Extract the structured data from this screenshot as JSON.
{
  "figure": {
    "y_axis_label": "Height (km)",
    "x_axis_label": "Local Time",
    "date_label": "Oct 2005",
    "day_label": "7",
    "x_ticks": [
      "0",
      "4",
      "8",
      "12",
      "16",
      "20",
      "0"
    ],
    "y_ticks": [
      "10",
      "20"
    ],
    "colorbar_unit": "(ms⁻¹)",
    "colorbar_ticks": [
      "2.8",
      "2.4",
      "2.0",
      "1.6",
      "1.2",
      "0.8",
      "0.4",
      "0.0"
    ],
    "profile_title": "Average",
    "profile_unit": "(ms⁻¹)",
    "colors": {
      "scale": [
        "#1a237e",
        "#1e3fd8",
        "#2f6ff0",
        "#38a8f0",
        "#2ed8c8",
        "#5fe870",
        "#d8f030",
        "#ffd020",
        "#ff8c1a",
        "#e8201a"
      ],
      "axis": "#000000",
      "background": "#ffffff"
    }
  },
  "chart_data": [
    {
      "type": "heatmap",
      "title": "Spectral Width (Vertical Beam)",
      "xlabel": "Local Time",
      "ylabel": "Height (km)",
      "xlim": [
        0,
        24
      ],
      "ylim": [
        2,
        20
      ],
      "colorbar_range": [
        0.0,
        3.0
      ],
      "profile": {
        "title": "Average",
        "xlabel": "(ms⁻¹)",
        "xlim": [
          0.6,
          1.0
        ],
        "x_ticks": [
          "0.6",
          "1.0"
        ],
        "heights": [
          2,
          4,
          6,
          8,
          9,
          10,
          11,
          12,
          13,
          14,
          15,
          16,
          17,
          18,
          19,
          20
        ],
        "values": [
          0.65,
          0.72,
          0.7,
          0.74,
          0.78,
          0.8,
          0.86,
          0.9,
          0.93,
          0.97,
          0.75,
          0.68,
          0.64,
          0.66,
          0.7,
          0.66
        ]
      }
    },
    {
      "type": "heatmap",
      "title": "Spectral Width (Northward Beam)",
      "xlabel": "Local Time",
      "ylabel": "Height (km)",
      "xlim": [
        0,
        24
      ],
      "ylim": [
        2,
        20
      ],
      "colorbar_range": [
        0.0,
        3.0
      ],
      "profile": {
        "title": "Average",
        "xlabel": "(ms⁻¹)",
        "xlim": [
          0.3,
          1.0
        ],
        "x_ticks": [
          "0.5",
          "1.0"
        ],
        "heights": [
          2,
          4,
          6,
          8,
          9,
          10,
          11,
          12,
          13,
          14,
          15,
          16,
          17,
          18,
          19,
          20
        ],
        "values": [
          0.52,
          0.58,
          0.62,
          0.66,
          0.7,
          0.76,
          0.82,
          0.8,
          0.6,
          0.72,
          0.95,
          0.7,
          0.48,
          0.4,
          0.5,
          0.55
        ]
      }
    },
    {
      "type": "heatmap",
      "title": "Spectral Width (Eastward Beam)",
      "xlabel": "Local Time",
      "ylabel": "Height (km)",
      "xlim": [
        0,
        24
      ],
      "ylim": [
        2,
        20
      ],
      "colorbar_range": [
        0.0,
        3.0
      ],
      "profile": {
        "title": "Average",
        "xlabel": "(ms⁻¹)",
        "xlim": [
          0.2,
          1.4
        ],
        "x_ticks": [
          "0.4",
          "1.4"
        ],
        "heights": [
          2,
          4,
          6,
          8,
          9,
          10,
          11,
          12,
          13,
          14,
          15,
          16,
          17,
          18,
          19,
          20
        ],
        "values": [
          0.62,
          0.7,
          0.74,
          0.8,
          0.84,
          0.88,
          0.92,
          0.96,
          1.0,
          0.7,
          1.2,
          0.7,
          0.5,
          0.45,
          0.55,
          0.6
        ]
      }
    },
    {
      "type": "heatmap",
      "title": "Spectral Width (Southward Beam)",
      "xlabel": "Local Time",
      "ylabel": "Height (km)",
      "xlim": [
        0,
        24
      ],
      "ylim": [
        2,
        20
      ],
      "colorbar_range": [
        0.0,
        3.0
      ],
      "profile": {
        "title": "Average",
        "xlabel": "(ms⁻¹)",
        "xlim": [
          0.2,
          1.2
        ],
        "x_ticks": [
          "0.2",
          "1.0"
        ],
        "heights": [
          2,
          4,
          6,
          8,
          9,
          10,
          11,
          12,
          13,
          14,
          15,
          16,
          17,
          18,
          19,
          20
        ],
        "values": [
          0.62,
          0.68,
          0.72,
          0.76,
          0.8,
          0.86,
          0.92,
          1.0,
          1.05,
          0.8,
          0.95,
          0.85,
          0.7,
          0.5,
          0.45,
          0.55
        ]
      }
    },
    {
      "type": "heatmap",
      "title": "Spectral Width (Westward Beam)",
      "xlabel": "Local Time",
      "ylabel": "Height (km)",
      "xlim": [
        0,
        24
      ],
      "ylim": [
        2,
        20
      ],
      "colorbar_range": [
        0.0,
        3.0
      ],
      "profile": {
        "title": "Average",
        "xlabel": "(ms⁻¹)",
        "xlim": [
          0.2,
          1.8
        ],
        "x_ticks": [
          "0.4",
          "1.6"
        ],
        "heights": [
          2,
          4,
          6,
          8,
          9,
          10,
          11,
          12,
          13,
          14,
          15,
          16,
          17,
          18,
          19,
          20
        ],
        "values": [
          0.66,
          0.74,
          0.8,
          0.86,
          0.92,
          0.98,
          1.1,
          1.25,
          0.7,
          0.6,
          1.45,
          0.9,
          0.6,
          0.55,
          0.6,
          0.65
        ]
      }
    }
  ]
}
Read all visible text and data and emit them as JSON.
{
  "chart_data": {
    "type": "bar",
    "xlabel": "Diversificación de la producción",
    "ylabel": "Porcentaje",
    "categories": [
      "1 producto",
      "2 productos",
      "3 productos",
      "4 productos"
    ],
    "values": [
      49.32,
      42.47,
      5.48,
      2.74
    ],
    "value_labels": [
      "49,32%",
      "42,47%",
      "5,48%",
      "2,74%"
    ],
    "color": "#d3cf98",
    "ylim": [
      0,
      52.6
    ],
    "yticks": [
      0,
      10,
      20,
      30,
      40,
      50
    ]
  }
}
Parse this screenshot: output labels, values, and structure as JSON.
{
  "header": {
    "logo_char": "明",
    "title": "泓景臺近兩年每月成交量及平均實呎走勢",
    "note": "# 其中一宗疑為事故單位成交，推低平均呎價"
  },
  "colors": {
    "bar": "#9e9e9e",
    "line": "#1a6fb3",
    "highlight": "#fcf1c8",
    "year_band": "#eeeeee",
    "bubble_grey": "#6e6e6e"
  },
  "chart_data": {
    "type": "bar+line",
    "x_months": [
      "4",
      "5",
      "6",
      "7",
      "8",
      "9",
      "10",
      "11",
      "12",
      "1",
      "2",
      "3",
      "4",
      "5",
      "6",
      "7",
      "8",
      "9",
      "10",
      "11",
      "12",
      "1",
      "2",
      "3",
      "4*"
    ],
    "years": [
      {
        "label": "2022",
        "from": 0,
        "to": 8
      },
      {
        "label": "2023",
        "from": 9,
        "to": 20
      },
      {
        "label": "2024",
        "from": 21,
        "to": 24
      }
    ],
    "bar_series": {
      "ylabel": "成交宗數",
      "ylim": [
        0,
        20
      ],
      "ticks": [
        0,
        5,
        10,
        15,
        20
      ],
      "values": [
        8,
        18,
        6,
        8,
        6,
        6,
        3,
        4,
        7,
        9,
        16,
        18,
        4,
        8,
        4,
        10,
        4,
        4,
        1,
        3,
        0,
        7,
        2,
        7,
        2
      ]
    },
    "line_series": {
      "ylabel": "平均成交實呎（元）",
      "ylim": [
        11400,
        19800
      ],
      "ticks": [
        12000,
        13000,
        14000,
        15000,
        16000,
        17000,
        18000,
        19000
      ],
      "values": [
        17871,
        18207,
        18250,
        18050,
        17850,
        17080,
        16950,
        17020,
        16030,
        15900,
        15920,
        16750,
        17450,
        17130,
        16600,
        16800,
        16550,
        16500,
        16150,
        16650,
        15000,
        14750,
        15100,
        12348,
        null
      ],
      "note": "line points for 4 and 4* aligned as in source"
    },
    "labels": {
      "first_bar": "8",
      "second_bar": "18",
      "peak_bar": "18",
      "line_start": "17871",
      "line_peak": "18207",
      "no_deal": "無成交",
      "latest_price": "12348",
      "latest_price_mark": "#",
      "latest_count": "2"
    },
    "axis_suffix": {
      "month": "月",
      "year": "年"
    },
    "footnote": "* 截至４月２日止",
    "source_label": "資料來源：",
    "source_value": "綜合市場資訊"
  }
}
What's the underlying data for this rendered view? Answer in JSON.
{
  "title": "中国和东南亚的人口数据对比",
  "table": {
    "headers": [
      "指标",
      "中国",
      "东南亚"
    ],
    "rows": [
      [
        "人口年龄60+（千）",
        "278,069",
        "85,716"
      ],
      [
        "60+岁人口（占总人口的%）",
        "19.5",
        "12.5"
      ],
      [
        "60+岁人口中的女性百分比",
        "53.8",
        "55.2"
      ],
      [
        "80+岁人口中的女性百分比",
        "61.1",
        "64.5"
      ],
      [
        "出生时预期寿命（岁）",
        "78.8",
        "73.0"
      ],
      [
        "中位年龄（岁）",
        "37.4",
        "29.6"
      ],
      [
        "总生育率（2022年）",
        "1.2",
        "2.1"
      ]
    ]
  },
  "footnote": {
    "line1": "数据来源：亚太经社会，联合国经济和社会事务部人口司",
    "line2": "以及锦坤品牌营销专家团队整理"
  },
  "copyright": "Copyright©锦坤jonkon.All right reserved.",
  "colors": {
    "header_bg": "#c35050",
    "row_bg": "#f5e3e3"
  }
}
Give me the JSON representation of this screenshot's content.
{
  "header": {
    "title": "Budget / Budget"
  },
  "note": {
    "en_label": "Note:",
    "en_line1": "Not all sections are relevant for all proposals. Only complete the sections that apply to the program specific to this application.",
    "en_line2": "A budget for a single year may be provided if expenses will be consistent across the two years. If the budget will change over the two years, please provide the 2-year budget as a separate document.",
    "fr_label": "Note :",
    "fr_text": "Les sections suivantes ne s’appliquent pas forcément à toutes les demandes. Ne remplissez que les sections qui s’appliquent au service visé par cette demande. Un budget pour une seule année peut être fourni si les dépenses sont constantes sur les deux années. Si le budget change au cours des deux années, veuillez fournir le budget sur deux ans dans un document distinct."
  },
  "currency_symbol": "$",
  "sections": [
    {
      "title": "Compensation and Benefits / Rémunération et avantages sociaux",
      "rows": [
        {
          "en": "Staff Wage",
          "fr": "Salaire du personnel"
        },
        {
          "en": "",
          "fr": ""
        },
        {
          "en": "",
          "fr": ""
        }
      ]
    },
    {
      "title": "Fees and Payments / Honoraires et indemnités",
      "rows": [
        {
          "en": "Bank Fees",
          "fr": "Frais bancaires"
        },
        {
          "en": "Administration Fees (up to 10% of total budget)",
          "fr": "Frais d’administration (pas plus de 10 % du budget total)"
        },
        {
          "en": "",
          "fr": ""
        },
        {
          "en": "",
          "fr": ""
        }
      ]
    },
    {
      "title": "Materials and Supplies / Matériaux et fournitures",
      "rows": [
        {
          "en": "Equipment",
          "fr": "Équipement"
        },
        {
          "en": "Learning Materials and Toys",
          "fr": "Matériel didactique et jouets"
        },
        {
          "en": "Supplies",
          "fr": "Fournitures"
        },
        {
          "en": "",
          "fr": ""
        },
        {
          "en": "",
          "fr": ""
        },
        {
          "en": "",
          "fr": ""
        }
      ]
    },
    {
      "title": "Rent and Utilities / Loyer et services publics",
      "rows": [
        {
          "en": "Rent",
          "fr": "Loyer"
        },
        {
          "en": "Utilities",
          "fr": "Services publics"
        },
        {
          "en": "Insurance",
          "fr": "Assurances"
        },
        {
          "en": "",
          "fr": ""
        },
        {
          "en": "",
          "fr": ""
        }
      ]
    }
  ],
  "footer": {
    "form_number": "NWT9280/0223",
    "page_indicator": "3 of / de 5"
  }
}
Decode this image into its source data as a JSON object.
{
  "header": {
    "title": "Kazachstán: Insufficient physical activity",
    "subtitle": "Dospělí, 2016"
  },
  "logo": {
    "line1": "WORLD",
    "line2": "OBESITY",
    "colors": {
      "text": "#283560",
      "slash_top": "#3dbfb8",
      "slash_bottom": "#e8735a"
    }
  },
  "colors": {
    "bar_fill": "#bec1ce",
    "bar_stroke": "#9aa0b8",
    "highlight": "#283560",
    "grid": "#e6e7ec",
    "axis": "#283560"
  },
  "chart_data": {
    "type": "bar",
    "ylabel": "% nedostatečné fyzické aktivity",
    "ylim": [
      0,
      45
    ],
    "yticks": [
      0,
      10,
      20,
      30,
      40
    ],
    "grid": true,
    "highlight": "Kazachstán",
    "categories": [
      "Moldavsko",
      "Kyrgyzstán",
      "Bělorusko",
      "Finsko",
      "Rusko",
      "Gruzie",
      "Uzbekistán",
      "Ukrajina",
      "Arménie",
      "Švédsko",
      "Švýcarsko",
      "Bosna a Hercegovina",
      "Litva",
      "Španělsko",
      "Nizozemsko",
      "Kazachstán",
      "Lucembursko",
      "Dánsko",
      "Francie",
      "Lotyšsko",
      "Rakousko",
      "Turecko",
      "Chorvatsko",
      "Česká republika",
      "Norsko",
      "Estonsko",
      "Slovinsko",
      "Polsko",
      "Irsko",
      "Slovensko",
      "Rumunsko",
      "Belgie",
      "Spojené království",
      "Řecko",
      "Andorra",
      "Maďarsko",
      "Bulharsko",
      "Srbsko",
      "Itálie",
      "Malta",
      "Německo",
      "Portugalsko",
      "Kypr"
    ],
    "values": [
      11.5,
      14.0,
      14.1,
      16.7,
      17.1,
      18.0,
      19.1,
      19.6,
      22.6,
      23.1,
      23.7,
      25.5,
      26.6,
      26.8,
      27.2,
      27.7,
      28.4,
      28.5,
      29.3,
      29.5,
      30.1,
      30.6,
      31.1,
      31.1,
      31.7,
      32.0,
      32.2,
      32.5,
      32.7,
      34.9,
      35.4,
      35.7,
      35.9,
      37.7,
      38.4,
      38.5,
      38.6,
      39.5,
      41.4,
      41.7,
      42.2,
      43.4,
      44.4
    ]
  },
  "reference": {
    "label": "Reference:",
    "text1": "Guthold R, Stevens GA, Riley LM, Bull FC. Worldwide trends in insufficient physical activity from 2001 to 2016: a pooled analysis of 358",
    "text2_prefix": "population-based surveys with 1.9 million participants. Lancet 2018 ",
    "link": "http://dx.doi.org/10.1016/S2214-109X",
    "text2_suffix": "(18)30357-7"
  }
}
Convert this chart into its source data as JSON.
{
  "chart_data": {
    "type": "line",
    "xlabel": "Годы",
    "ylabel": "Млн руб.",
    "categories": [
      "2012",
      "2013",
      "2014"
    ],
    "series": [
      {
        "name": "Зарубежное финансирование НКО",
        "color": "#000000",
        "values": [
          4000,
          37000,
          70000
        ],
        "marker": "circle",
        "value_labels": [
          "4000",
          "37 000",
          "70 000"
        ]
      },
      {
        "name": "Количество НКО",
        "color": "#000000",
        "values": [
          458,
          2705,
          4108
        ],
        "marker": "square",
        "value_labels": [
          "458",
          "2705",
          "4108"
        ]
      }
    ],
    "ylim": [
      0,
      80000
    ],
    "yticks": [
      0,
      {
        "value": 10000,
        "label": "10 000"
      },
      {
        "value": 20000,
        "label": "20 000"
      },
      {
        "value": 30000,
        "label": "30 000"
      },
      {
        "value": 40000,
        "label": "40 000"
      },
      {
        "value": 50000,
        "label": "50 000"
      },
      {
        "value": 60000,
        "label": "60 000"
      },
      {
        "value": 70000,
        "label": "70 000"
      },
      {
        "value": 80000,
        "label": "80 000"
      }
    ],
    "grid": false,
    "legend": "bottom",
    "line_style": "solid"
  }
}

> Stated problem
List all lines above in which the string "name" appears.

> Written response
        "name": "Зарубежное финансирование НКО",
        "name": "Количество НКО",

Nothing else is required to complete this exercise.